**Exercise:** Restate the material word for word and leave out anything that is a picture.

**Provided information:**
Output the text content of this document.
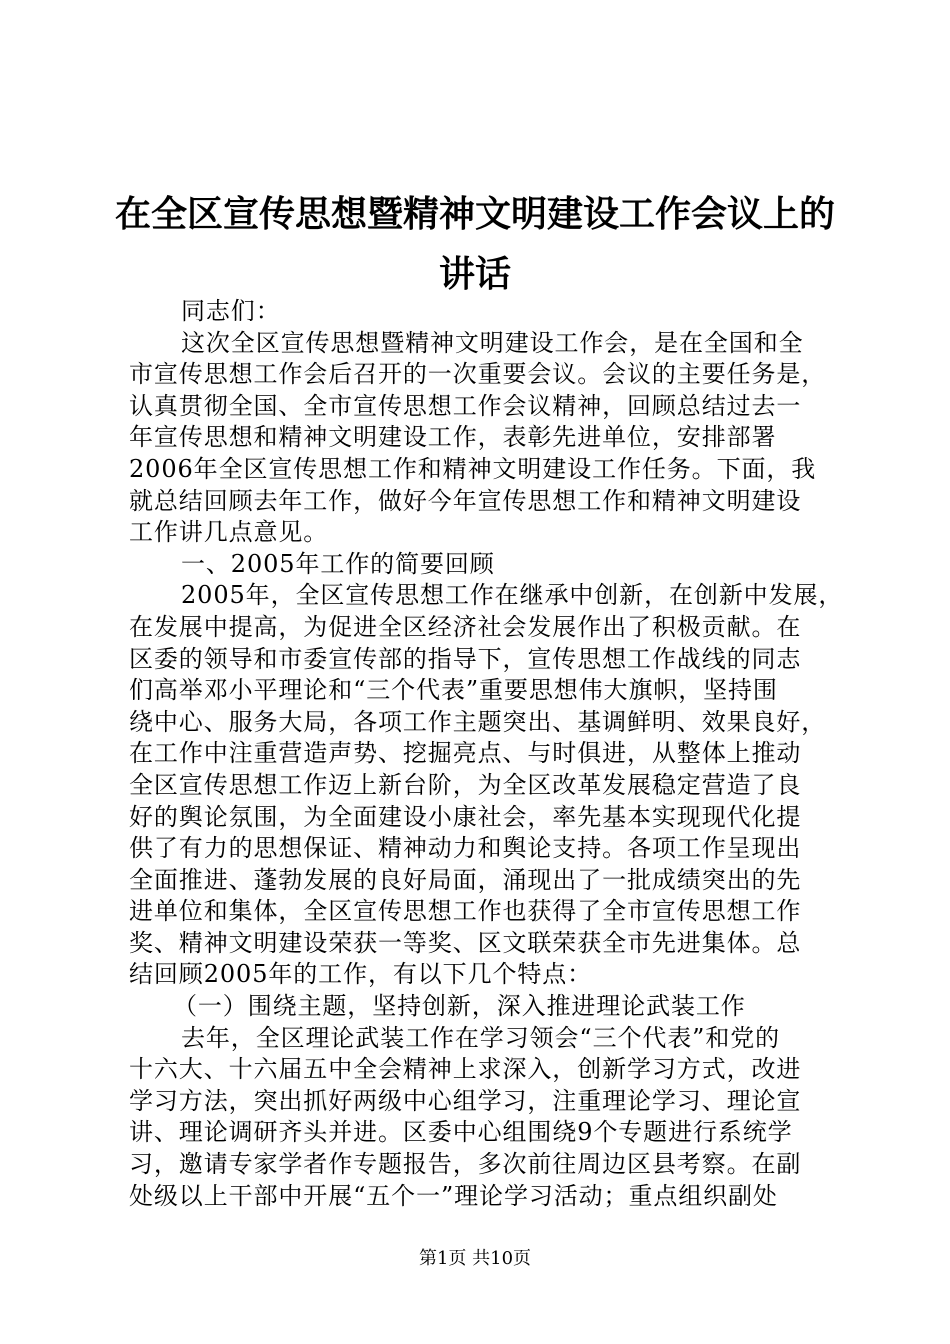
在全区宣传思想暨精神文明建设工作会议上的
讲话
同志们：
这次全区宣传思想暨精神文明建设工作会，是在全国和全
市宣传思想工作会后召开的一次重要会议。会议的主要任务是，
认真贯彻全国、全市宣传思想工作会议精神，回顾总结过去一
年宣传思想和精神文明建设工作，表彰先进单位，安排部署
2006年全区宣传思想工作和精神文明建设工作任务。下面，我
就总结回顾去年工作，做好今年宣传思想工作和精神文明建设
工作讲几点意见。
一、2005年工作的简要回顾
2005年，全区宣传思想工作在继承中创新，在创新中发展，
在发展中提高，为促进全区经济社会发展作出了积极贡献。在
区委的领导和市委宣传部的指导下，宣传思想工作战线的同志
们高举邓小平理论和“三个代表”重要思想伟大旗帜，坚持围
绕中心、服务大局，各项工作主题突出、基调鲜明、效果良好，
在工作中注重营造声势、挖掘亮点、与时俱进，从整体上推动
全区宣传思想工作迈上新台阶，为全区改革发展稳定营造了良
好的舆论氛围，为全面建设小康社会，率先基本实现现代化提
供了有力的思想保证、精神动力和舆论支持。各项工作呈现出
全面推进、蓬勃发展的良好局面，涌现出了一批成绩突出的先
进单位和集体，全区宣传思想工作也获得了全市宣传思想工作
奖、精神文明建设荣获一等奖、区文联荣获全市先进集体。总
结回顾2005年的工作，有以下几个特点：
（一）围绕主题，坚持创新，深入推进理论武装工作
去年，全区理论武装工作在学习领会“三个代表”和党的
十六大、十六届五中全会精神上求深入，创新学习方式，改进
学习方法，突出抓好两级中心组学习，注重理论学习、理论宣
讲、理论调研齐头并进。区委中心组围绕9个专题进行系统学
习，邀请专家学者作专题报告，多次前往周边区县考察。在副
处级以上干部中开展“五个一”理论学习活动；重点组织副处
第1页 共10页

**Answer to this exercise:**
Output the text content of this document.
在全区宣传思想暨精神文明建设工作会议上的
讲话
同志们：
这次全区宣传思想暨精神文明建设工作会，是在全国和全
市宣传思想工作会后召开的一次重要会议。会议的主要任务是，
认真贯彻全国、全市宣传思想工作会议精神，回顾总结过去一
年宣传思想和精神文明建设工作，表彰先进单位，安排部署
2006年全区宣传思想工作和精神文明建设工作任务。下面，我
就总结回顾去年工作，做好今年宣传思想工作和精神文明建设
工作讲几点意见。
一、2005年工作的简要回顾
2005年，全区宣传思想工作在继承中创新，在创新中发展，
在发展中提高，为促进全区经济社会发展作出了积极贡献。在
区委的领导和市委宣传部的指导下，宣传思想工作战线的同志
们高举邓小平理论和“三个代表”重要思想伟大旗帜，坚持围
绕中心、服务大局，各项工作主题突出、基调鲜明、效果良好，
在工作中注重营造声势、挖掘亮点、与时俱进，从整体上推动
全区宣传思想工作迈上新台阶，为全区改革发展稳定营造了良
好的舆论氛围，为全面建设小康社会，率先基本实现现代化提
供了有力的思想保证、精神动力和舆论支持。各项工作呈现出
全面推进、蓬勃发展的良好局面，涌现出了一批成绩突出的先
进单位和集体，全区宣传思想工作也获得了全市宣传思想工作
奖、精神文明建设荣获一等奖、区文联荣获全市先进集体。总
结回顾2005年的工作，有以下几个特点：
（一）围绕主题，坚持创新，深入推进理论武装工作
去年，全区理论武装工作在学习领会“三个代表”和党的
十六大、十六届五中全会精神上求深入，创新学习方式，改进
学习方法，突出抓好两级中心组学习，注重理论学习、理论宣
讲、理论调研齐头并进。区委中心组围绕9个专题进行系统学
习，邀请专家学者作专题报告，多次前往周边区县考察。在副
处级以上干部中开展“五个一”理论学习活动；重点组织副处
第1页 共10页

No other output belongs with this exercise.